» Short exercise
Copy out all the lines exactly. Omit pictures.

» Data rows
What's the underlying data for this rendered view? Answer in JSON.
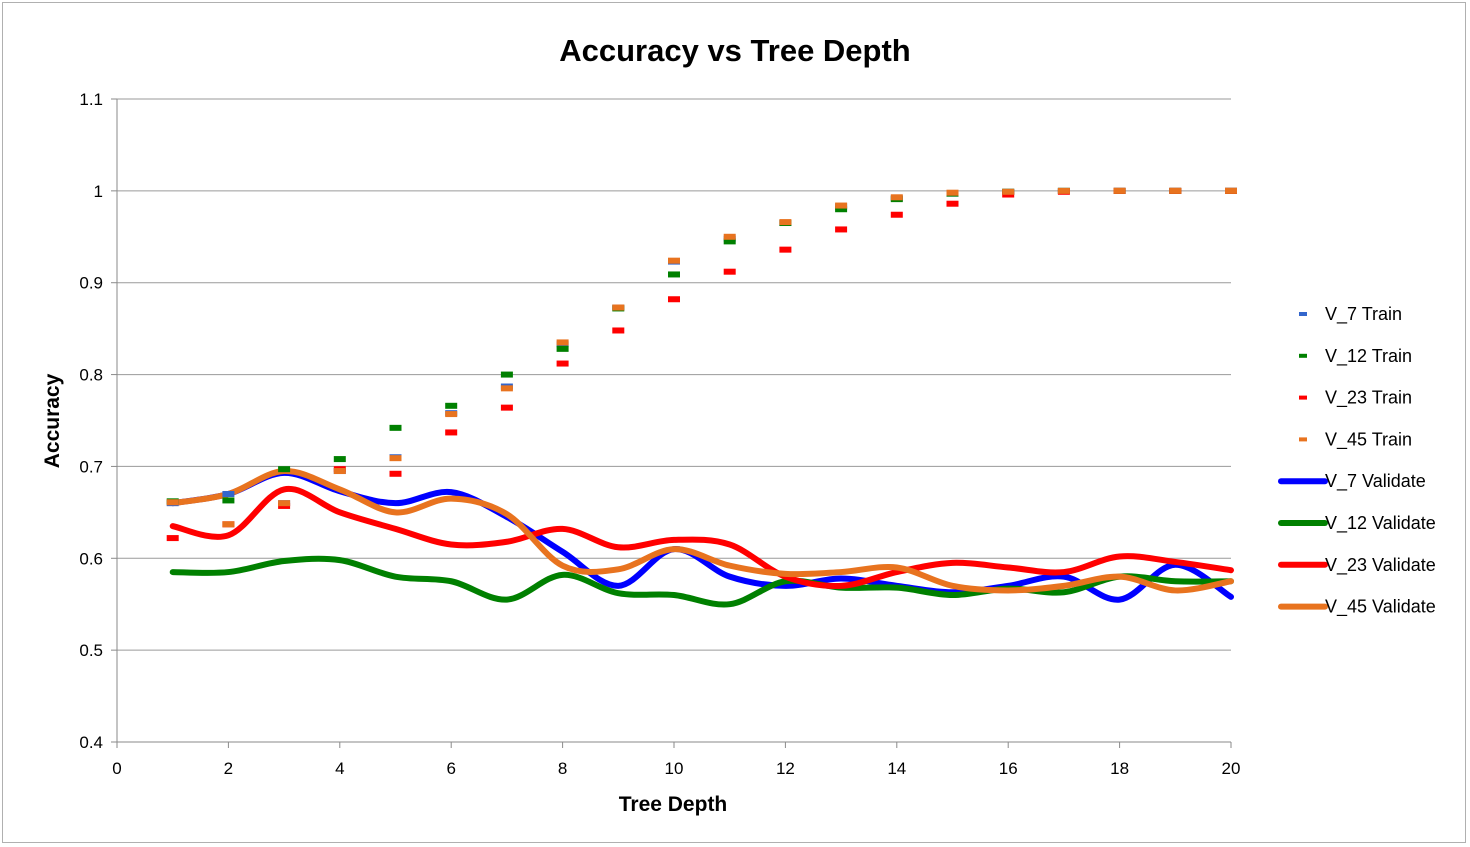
{
  "chart_data": {
    "type": "line",
    "title": "Accuracy vs Tree Depth",
    "xlabel": "Tree Depth",
    "ylabel": "Accuracy",
    "xlim": [
      0,
      20
    ],
    "ylim": [
      0.4,
      1.1
    ],
    "x_ticks": [
      "0",
      "2",
      "4",
      "6",
      "8",
      "10",
      "12",
      "14",
      "16",
      "18",
      "20"
    ],
    "y_ticks": [
      "0.4",
      "0.5",
      "0.6",
      "0.7",
      "0.8",
      "0.9",
      "1",
      "1.1"
    ],
    "grid": "horizontal",
    "legend_position": "right",
    "x": [
      1,
      2,
      3,
      4,
      5,
      6,
      7,
      8,
      9,
      10,
      11,
      12,
      13,
      14,
      15,
      16,
      17,
      18,
      19,
      20
    ],
    "series": [
      {
        "name": "V_7 Train",
        "style": "marker",
        "color": "#3366cc",
        "values": [
          0.66,
          0.67,
          0.66,
          0.695,
          0.71,
          0.758,
          0.787,
          0.833,
          0.873,
          0.923,
          0.948,
          0.965,
          0.983,
          0.992,
          0.997,
          0.999,
          1.0,
          1.0,
          1.0,
          1.0
        ]
      },
      {
        "name": "V_12 Train",
        "style": "marker",
        "color": "#008000",
        "values": [
          0.662,
          0.663,
          0.697,
          0.708,
          0.742,
          0.766,
          0.8,
          0.828,
          0.872,
          0.909,
          0.945,
          0.965,
          0.98,
          0.991,
          0.997,
          0.999,
          1.0,
          1.0,
          1.0,
          1.0
        ]
      },
      {
        "name": "V_23 Train",
        "style": "marker",
        "color": "#ff0000",
        "values": [
          0.622,
          0.637,
          0.657,
          0.697,
          0.692,
          0.737,
          0.764,
          0.812,
          0.848,
          0.882,
          0.912,
          0.936,
          0.958,
          0.974,
          0.986,
          0.996,
          0.999,
          1.0,
          1.0,
          1.0
        ]
      },
      {
        "name": "V_45 Train",
        "style": "marker",
        "color": "#e8731f",
        "values": [
          0.661,
          0.637,
          0.66,
          0.695,
          0.709,
          0.757,
          0.785,
          0.835,
          0.873,
          0.924,
          0.95,
          0.966,
          0.984,
          0.993,
          0.998,
          0.999,
          1.0,
          1.0,
          1.0,
          1.0
        ]
      },
      {
        "name": "V_7 Validate",
        "style": "line",
        "color": "#0000ff",
        "values": [
          0.66,
          0.67,
          0.693,
          0.673,
          0.66,
          0.672,
          0.645,
          0.607,
          0.57,
          0.61,
          0.58,
          0.57,
          0.578,
          0.57,
          0.563,
          0.57,
          0.58,
          0.555,
          0.593,
          0.558
        ]
      },
      {
        "name": "V_12 Validate",
        "style": "line",
        "color": "#008000",
        "values": [
          0.585,
          0.585,
          0.597,
          0.598,
          0.58,
          0.575,
          0.555,
          0.582,
          0.562,
          0.56,
          0.55,
          0.575,
          0.568,
          0.568,
          0.56,
          0.567,
          0.563,
          0.58,
          0.575,
          0.575
        ]
      },
      {
        "name": "V_23 Validate",
        "style": "line",
        "color": "#ff0000",
        "values": [
          0.635,
          0.625,
          0.675,
          0.65,
          0.632,
          0.615,
          0.618,
          0.632,
          0.612,
          0.62,
          0.615,
          0.58,
          0.57,
          0.585,
          0.595,
          0.59,
          0.585,
          0.602,
          0.596,
          0.587
        ]
      },
      {
        "name": "V_45 Validate",
        "style": "line",
        "color": "#e8731f",
        "values": [
          0.66,
          0.67,
          0.695,
          0.675,
          0.65,
          0.665,
          0.648,
          0.592,
          0.588,
          0.61,
          0.592,
          0.583,
          0.585,
          0.59,
          0.57,
          0.565,
          0.57,
          0.58,
          0.565,
          0.575
        ]
      }
    ]
  }
}
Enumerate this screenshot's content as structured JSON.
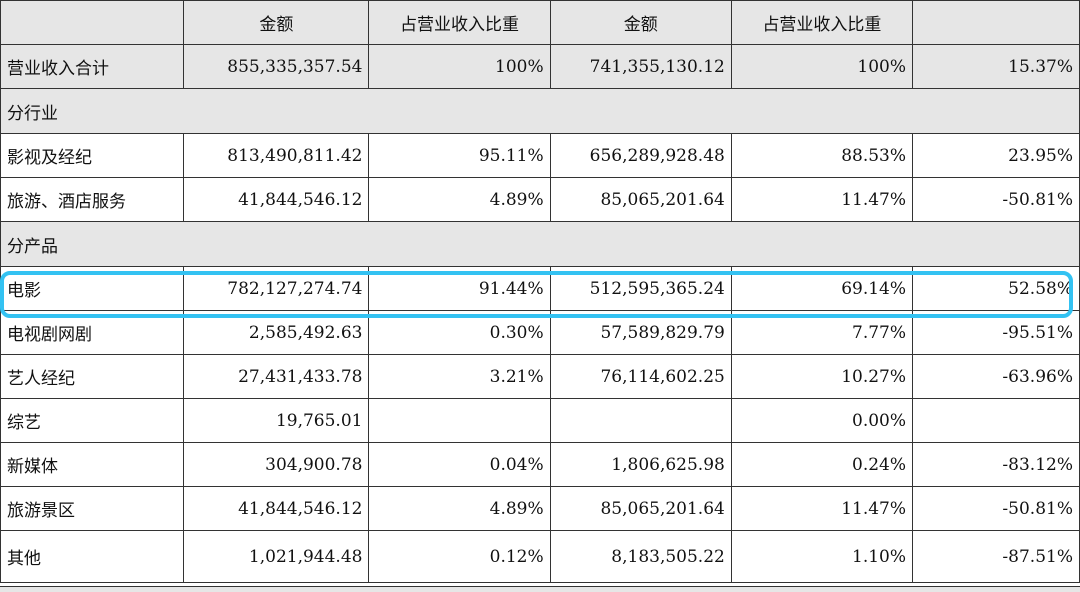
{
  "header": [
    "",
    "金额",
    "占营业收入比重",
    "金额",
    "占营业收入比重",
    ""
  ],
  "total_row": {
    "label": "营业收入合计",
    "amount_a": "855,335,357.54",
    "share_a": "100%",
    "amount_b": "741,355,130.12",
    "share_b": "100%",
    "change": "15.37%"
  },
  "section_industry": "分行业",
  "industry_rows": [
    {
      "label": "影视及经纪",
      "amount_a": "813,490,811.42",
      "share_a": "95.11%",
      "amount_b": "656,289,928.48",
      "share_b": "88.53%",
      "change": "23.95%"
    },
    {
      "label": "旅游、酒店服务",
      "amount_a": "41,844,546.12",
      "share_a": "4.89%",
      "amount_b": "85,065,201.64",
      "share_b": "11.47%",
      "change": "-50.81%"
    }
  ],
  "section_product": "分产品",
  "product_rows": [
    {
      "label": "电影",
      "amount_a": "782,127,274.74",
      "share_a": "91.44%",
      "amount_b": "512,595,365.24",
      "share_b": "69.14%",
      "change": "52.58%"
    },
    {
      "label": "电视剧网剧",
      "amount_a": "2,585,492.63",
      "share_a": "0.30%",
      "amount_b": "57,589,829.79",
      "share_b": "7.77%",
      "change": "-95.51%"
    },
    {
      "label": "艺人经纪",
      "amount_a": "27,431,433.78",
      "share_a": "3.21%",
      "amount_b": "76,114,602.25",
      "share_b": "10.27%",
      "change": "-63.96%"
    },
    {
      "label": "综艺",
      "amount_a": "19,765.01",
      "share_a": "",
      "amount_b": "",
      "share_b": "0.00%",
      "change": ""
    },
    {
      "label": "新媒体",
      "amount_a": "304,900.78",
      "share_a": "0.04%",
      "amount_b": "1,806,625.98",
      "share_b": "0.24%",
      "change": "-83.12%"
    },
    {
      "label": "旅游景区",
      "amount_a": "41,844,546.12",
      "share_a": "4.89%",
      "amount_b": "85,065,201.64",
      "share_b": "11.47%",
      "change": "-50.81%"
    },
    {
      "label": "其他",
      "amount_a": "1,021,944.48",
      "share_a": "0.12%",
      "amount_b": "8,183,505.22",
      "share_b": "1.10%",
      "change": "-87.51%"
    }
  ],
  "highlight_color": "#33c2f2"
}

» Response to the task
What's the underlying data for this rendered view? Answer in JSON.
{
  "chart_data": {
    "type": "line",
    "title": "Accuracy vs Tree Depth",
    "xlabel": "Tree Depth",
    "ylabel": "Accuracy",
    "xlim": [
      0,
      20
    ],
    "ylim": [
      0.4,
      1.1
    ],
    "x_ticks": [
      "0",
      "2",
      "4",
      "6",
      "8",
      "10",
      "12",
      "14",
      "16",
      "18",
      "20"
    ],
    "y_ticks": [
      "0.4",
      "0.5",
      "0.6",
      "0.7",
      "0.8",
      "0.9",
      "1",
      "1.1"
    ],
    "grid": "horizontal",
    "legend_position": "right",
    "x": [
      1,
      2,
      3,
      4,
      5,
      6,
      7,
      8,
      9,
      10,
      11,
      12,
      13,
      14,
      15,
      16,
      17,
      18,
      19,
      20
    ],
    "series": [
      {
        "name": "V_7 Train",
        "style": "marker",
        "color": "#3366cc",
        "values": [
          0.66,
          0.67,
          0.66,
          0.695,
          0.71,
          0.758,
          0.787,
          0.833,
          0.873,
          0.923,
          0.948,
          0.965,
          0.983,
          0.992,
          0.997,
          0.999,
          1.0,
          1.0,
          1.0,
          1.0
        ]
      },
      {
        "name": "V_12 Train",
        "style": "marker",
        "color": "#008000",
        "values": [
          0.662,
          0.663,
          0.697,
          0.708,
          0.742,
          0.766,
          0.8,
          0.828,
          0.872,
          0.909,
          0.945,
          0.965,
          0.98,
          0.991,
          0.997,
          0.999,
          1.0,
          1.0,
          1.0,
          1.0
        ]
      },
      {
        "name": "V_23 Train",
        "style": "marker",
        "color": "#ff0000",
        "values": [
          0.622,
          0.637,
          0.657,
          0.697,
          0.692,
          0.737,
          0.764,
          0.812,
          0.848,
          0.882,
          0.912,
          0.936,
          0.958,
          0.974,
          0.986,
          0.996,
          0.999,
          1.0,
          1.0,
          1.0
        ]
      },
      {
        "name": "V_45 Train",
        "style": "marker",
        "color": "#e8731f",
        "values": [
          0.661,
          0.637,
          0.66,
          0.695,
          0.709,
          0.757,
          0.785,
          0.835,
          0.873,
          0.924,
          0.95,
          0.966,
          0.984,
          0.993,
          0.998,
          0.999,
          1.0,
          1.0,
          1.0,
          1.0
        ]
      },
      {
        "name": "V_7 Validate",
        "style": "line",
        "color": "#0000ff",
        "values": [
          0.66,
          0.67,
          0.693,
          0.673,
          0.66,
          0.672,
          0.645,
          0.607,
          0.57,
          0.61,
          0.58,
          0.57,
          0.578,
          0.57,
          0.563,
          0.57,
          0.58,
          0.555,
          0.593,
          0.558
        ]
      },
      {
        "name": "V_12 Validate",
        "style": "line",
        "color": "#008000",
        "values": [
          0.585,
          0.585,
          0.597,
          0.598,
          0.58,
          0.575,
          0.555,
          0.582,
          0.562,
          0.56,
          0.55,
          0.575,
          0.568,
          0.568,
          0.56,
          0.567,
          0.563,
          0.58,
          0.575,
          0.575
        ]
      },
      {
        "name": "V_23 Validate",
        "style": "line",
        "color": "#ff0000",
        "values": [
          0.635,
          0.625,
          0.675,
          0.65,
          0.632,
          0.615,
          0.618,
          0.632,
          0.612,
          0.62,
          0.615,
          0.58,
          0.57,
          0.585,
          0.595,
          0.59,
          0.585,
          0.602,
          0.596,
          0.587
        ]
      },
      {
        "name": "V_45 Validate",
        "style": "line",
        "color": "#e8731f",
        "values": [
          0.66,
          0.67,
          0.695,
          0.675,
          0.65,
          0.665,
          0.648,
          0.592,
          0.588,
          0.61,
          0.592,
          0.583,
          0.585,
          0.59,
          0.57,
          0.565,
          0.57,
          0.58,
          0.565,
          0.575
        ]
      }
    ]
  }
}
Enumerate this screenshot's content as structured JSON.
{
  "header": [
    "",
    "金额",
    "占营业收入比重",
    "金额",
    "占营业收入比重",
    ""
  ],
  "total_row": {
    "label": "营业收入合计",
    "amount_a": "855,335,357.54",
    "share_a": "100%",
    "amount_b": "741,355,130.12",
    "share_b": "100%",
    "change": "15.37%"
  },
  "section_industry": "分行业",
  "industry_rows": [
    {
      "label": "影视及经纪",
      "amount_a": "813,490,811.42",
      "share_a": "95.11%",
      "amount_b": "656,289,928.48",
      "share_b": "88.53%",
      "change": "23.95%"
    },
    {
      "label": "旅游、酒店服务",
      "amount_a": "41,844,546.12",
      "share_a": "4.89%",
      "amount_b": "85,065,201.64",
      "share_b": "11.47%",
      "change": "-50.81%"
    }
  ],
  "section_product": "分产品",
  "product_rows": [
    {
      "label": "电影",
      "amount_a": "782,127,274.74",
      "share_a": "91.44%",
      "amount_b": "512,595,365.24",
      "share_b": "69.14%",
      "change": "52.58%"
    },
    {
      "label": "电视剧网剧",
      "amount_a": "2,585,492.63",
      "share_a": "0.30%",
      "amount_b": "57,589,829.79",
      "share_b": "7.77%",
      "change": "-95.51%"
    },
    {
      "label": "艺人经纪",
      "amount_a": "27,431,433.78",
      "share_a": "3.21%",
      "amount_b": "76,114,602.25",
      "share_b": "10.27%",
      "change": "-63.96%"
    },
    {
      "label": "综艺",
      "amount_a": "19,765.01",
      "share_a": "",
      "amount_b": "",
      "share_b": "0.00%",
      "change": ""
    },
    {
      "label": "新媒体",
      "amount_a": "304,900.78",
      "share_a": "0.04%",
      "amount_b": "1,806,625.98",
      "share_b": "0.24%",
      "change": "-83.12%"
    },
    {
      "label": "旅游景区",
      "amount_a": "41,844,546.12",
      "share_a": "4.89%",
      "amount_b": "85,065,201.64",
      "share_b": "11.47%",
      "change": "-50.81%"
    },
    {
      "label": "其他",
      "amount_a": "1,021,944.48",
      "share_a": "0.12%",
      "amount_b": "8,183,505.22",
      "share_b": "1.10%",
      "change": "-87.51%"
    }
  ],
  "highlight_color": "#33c2f2"
}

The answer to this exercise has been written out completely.